Return all lines that include the string "UMOL".
+++ EXTRACTED INFORMATION +++
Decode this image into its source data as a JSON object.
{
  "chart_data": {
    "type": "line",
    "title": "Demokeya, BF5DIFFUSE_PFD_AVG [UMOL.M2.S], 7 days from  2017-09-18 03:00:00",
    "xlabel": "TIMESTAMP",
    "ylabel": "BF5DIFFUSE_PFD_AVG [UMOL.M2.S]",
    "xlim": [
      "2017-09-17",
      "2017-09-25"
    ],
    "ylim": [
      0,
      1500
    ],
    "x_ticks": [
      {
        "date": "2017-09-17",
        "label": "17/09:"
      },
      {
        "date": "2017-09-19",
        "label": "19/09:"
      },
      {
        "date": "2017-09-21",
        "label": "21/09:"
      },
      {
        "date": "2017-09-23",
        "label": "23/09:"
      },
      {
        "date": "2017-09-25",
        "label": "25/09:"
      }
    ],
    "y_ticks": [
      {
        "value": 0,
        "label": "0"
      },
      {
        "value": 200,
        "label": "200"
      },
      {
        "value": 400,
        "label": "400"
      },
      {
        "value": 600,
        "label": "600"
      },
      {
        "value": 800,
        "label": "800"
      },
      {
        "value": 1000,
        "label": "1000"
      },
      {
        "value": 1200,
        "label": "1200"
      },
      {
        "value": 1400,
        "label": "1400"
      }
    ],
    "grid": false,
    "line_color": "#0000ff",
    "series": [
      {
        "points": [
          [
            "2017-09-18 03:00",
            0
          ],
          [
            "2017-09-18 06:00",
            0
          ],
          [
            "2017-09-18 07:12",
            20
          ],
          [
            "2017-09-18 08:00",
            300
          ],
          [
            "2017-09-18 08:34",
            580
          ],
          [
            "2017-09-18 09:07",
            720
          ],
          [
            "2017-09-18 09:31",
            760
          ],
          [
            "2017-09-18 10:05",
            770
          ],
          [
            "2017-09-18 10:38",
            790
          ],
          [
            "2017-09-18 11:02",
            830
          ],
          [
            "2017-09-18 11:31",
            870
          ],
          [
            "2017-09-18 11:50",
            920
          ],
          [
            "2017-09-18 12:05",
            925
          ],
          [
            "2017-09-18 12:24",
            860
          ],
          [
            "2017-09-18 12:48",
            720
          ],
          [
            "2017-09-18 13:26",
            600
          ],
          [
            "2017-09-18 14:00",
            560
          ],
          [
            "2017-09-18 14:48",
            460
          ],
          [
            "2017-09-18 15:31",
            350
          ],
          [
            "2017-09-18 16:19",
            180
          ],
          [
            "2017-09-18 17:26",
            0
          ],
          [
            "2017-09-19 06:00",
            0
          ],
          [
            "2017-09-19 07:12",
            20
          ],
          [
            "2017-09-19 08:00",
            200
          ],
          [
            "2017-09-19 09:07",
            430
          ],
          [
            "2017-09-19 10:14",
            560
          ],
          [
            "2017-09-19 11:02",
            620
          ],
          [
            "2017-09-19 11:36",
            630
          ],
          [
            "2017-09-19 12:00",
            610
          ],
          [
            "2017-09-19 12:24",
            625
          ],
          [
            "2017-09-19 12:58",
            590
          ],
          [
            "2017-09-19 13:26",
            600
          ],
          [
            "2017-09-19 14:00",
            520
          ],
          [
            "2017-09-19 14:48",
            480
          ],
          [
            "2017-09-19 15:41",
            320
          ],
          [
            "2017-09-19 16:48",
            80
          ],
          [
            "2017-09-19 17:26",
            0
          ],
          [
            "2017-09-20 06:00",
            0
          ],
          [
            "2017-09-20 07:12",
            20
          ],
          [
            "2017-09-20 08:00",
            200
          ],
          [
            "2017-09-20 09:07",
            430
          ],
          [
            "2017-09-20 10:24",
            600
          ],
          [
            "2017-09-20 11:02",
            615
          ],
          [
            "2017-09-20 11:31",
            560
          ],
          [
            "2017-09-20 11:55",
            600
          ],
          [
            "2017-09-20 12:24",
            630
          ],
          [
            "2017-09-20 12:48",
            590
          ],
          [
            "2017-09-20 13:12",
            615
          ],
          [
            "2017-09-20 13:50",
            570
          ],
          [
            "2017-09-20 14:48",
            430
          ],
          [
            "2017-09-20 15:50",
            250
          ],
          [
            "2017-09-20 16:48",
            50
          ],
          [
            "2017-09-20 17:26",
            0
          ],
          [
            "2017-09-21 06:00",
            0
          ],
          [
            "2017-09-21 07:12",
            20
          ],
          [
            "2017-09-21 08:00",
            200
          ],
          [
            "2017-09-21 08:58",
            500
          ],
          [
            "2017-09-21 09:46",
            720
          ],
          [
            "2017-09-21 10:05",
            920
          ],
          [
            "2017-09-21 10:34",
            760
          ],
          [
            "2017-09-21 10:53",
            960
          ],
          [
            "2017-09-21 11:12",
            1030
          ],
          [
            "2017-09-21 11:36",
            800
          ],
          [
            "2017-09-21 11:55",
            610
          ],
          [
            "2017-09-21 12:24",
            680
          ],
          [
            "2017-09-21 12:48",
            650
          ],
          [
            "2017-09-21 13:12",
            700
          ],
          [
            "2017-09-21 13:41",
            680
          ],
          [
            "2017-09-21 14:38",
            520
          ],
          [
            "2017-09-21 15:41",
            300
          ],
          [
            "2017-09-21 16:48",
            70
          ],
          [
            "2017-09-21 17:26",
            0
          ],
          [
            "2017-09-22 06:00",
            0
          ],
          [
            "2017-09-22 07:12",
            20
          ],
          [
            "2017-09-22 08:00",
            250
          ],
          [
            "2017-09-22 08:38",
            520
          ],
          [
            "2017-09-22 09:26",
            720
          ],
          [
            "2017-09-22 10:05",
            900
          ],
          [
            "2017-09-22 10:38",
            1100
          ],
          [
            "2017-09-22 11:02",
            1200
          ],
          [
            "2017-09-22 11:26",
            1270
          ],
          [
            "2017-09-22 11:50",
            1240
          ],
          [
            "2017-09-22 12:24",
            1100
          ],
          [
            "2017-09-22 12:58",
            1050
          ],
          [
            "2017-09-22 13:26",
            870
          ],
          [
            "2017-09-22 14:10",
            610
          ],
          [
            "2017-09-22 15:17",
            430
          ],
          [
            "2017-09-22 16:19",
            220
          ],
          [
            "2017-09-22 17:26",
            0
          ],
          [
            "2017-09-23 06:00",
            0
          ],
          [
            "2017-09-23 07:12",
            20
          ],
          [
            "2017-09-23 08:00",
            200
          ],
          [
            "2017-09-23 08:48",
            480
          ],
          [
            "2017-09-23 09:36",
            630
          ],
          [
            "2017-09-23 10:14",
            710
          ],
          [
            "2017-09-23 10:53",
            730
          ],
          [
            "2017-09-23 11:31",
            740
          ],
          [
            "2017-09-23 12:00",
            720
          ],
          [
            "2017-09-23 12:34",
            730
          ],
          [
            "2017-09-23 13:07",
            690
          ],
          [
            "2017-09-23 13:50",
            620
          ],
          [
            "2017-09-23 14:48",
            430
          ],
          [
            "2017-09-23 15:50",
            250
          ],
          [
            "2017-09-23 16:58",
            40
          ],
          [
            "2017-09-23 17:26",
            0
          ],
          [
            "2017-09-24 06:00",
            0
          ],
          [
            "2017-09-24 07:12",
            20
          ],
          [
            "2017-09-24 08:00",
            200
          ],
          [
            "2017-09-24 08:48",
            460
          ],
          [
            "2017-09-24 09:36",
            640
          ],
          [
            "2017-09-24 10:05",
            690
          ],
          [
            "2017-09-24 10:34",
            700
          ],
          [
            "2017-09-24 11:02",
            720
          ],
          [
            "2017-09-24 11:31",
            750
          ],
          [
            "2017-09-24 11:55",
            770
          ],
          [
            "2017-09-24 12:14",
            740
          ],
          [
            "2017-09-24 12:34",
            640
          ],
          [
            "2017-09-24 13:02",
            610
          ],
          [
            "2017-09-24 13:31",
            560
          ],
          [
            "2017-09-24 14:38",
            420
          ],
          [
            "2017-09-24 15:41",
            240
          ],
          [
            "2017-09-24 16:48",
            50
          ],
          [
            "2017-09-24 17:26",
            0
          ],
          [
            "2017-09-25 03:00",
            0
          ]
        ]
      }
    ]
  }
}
+++
• EXERCISE SOLUTION
    "title": "Demokeya, BF5DIFFUSE_PFD_AVG [UMOL.M2.S], 7 days from  2017-09-18 03:00:00",
    "ylabel": "BF5DIFFUSE_PFD_AVG [UMOL.M2.S]",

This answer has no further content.